*Directions for this task:*
Extract the full set of records that follows, word for word.

========================

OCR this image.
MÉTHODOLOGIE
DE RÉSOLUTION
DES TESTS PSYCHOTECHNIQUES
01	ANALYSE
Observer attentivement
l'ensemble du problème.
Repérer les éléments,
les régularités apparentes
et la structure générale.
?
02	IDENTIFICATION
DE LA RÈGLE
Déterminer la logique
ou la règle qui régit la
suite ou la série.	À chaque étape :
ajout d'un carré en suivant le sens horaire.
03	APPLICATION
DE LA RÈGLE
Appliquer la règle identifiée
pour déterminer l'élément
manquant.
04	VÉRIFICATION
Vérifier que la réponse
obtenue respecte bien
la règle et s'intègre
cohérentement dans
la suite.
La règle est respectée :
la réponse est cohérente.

========================

*Output for this exercise:*
OCR this image.
MÉTHODOLOGIE
DE RÉSOLUTION
DES TESTS PSYCHOTECHNIQUES
01	ANALYSE
Observer attentivement
l'ensemble du problème.
Repérer les éléments,
les régularités apparentes
et la structure générale.
?
02	IDENTIFICATION
DE LA RÈGLE
Déterminer la logique
ou la règle qui régit la
suite ou la série.	À chaque étape :
ajout d'un carré en suivant le sens horaire.
03	APPLICATION
DE LA RÈGLE
Appliquer la règle identifiée
pour déterminer l'élément
manquant.
04	VÉRIFICATION
Vérifier que la réponse
obtenue respecte bien
la règle et s'intègre
cohérentement dans
la suite.
La règle est respectée :
la réponse est cohérente.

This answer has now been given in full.